# Start of Input

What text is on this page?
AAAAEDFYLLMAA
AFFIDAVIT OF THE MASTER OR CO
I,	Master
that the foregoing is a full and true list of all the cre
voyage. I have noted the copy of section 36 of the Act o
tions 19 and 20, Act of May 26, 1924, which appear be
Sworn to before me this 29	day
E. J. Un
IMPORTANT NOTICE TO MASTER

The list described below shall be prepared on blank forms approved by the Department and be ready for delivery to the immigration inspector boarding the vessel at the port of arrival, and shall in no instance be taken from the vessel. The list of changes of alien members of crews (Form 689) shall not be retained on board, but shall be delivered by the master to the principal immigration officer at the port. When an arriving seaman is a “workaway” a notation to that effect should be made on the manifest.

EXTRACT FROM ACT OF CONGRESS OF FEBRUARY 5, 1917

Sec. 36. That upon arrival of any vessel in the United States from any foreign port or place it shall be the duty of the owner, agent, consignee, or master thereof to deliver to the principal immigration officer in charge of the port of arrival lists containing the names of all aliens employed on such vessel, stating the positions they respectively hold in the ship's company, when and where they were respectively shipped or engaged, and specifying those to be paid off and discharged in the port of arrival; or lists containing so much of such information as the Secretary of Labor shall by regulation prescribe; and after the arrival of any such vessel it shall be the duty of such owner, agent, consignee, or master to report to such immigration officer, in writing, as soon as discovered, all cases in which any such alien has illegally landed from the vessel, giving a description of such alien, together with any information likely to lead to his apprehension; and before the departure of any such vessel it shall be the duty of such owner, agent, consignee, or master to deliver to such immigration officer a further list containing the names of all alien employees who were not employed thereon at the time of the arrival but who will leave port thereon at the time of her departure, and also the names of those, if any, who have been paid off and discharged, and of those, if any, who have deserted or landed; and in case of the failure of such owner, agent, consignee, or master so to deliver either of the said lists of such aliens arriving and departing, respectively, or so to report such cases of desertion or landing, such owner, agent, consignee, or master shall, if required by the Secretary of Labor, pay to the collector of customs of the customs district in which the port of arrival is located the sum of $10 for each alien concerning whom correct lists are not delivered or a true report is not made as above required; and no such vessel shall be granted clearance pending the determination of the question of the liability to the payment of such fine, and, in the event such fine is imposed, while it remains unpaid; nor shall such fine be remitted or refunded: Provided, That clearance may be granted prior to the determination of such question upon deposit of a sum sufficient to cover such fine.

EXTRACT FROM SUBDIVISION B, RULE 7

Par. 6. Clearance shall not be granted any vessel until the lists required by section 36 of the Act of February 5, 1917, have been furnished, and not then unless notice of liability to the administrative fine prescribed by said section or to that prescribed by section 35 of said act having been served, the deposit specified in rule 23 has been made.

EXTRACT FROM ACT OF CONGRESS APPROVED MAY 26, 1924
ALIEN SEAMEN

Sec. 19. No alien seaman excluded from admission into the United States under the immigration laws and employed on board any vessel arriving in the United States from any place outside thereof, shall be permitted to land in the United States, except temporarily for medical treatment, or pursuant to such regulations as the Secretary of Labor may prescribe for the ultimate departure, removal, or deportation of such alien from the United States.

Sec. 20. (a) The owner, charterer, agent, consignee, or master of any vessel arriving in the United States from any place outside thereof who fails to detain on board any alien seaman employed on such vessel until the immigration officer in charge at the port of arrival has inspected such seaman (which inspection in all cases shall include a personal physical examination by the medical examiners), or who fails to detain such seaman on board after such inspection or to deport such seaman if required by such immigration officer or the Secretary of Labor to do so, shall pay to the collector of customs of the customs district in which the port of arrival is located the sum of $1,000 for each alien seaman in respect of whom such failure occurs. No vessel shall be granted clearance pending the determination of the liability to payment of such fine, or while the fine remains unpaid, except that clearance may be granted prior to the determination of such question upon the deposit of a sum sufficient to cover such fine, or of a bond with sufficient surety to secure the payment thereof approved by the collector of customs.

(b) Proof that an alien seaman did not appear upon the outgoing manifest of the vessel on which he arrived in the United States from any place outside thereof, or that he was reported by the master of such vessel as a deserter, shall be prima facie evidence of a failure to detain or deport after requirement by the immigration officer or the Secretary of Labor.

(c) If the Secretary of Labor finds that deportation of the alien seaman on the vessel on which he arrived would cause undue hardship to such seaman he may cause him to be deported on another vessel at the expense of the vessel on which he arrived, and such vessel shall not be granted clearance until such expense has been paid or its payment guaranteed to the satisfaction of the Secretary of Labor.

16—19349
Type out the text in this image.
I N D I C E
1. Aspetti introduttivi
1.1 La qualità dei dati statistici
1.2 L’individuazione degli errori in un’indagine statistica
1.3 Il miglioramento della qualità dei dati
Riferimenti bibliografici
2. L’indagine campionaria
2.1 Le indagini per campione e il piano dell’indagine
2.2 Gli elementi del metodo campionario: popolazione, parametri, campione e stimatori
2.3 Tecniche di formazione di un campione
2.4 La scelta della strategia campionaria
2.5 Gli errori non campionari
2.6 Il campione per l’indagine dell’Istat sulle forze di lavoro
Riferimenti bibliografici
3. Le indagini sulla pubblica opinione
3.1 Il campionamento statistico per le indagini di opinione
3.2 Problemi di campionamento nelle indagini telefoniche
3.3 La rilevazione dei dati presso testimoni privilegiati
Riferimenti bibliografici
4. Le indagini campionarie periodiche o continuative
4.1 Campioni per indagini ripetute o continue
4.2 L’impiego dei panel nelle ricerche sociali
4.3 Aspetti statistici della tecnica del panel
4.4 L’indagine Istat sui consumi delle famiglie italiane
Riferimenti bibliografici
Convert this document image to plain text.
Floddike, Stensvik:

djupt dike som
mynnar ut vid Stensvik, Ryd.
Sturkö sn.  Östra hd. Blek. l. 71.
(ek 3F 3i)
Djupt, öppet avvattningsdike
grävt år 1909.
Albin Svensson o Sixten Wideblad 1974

# End of Input

What the task asks: Starting with the line that contains "Convert this document image to plain text.", print each line through the last one in the listing. Include both end lines and add nothing.

Problem solution:
Convert this document image to plain text.
Floddike, Stensvik:

djupt dike som
mynnar ut vid Stensvik, Ryd.
Sturkö sn.  Östra hd. Blek. l. 71.
(ek 3F 3i)
Djupt, öppet avvattningsdike
grävt år 1909.
Albin Svensson o Sixten Wideblad 1974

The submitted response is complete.